* Request: State the number of lines that contain "frac", with no other text.

>> Begin Information shown

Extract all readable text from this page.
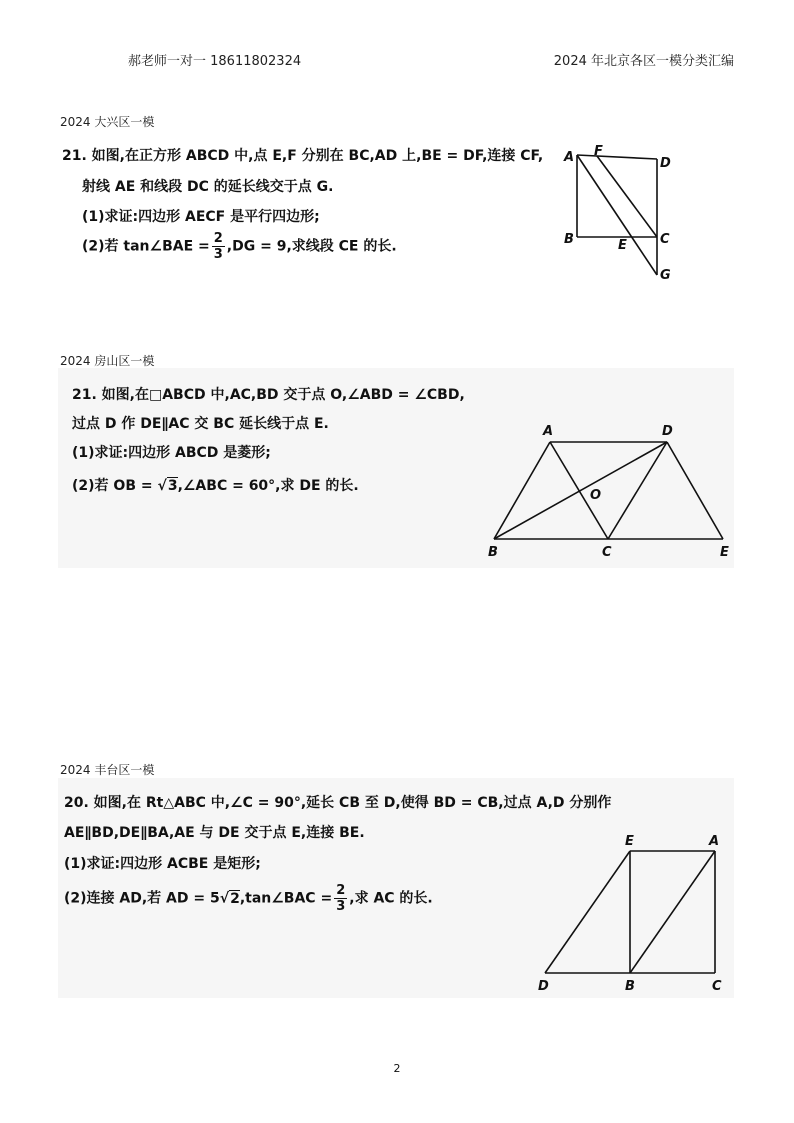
郝老师一对一 18611802324	2024 年北京各区一模分类汇编
2024 大兴区一模
21. 如图,在正方形 ABCD 中,点 E,F 分别在 BC,AD 上,BE = DF,连接 CF,
射线 AE 和线段 DC 的延长线交于点 G.
(1)求证:四边形 AECF 是平行四边形;
(2)若 tan∠BAE = $\frac{2}{3} ,DG = 9$,求线段 CE 的长.
A F
D
B	E	C
G
2024 房山区一模
21. 如图,在□ABCD 中,AC,BD 交于点 O,∠ABD = ∠CBD,
过点 D 作 DE∥AC 交 BC 延长线于点 E.
(1)求证:四边形 ABCD 是菱形;
(2)若 OB = √3,∠ABC = 60°,求 DE 的长.
A	D
O
B	C	E
2024 丰台区一模
20. 如图,在 Rt△ABC 中,∠C = 90°,延长 CB 至 D,使得 BD = CB,过点 A,D 分别作
AE∥BD,DE∥BA,AE 与 DE 交于点 E,连接 BE.
(1)求证:四边形 ACBE 是矩形;
(2)连接 AD,若 AD = 5√2,tan∠BAC = $\frac{2}{3}$ ,求 AC 的长.
E	A
D	B	C
2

>> End Information shown

* Solution to the problem: 2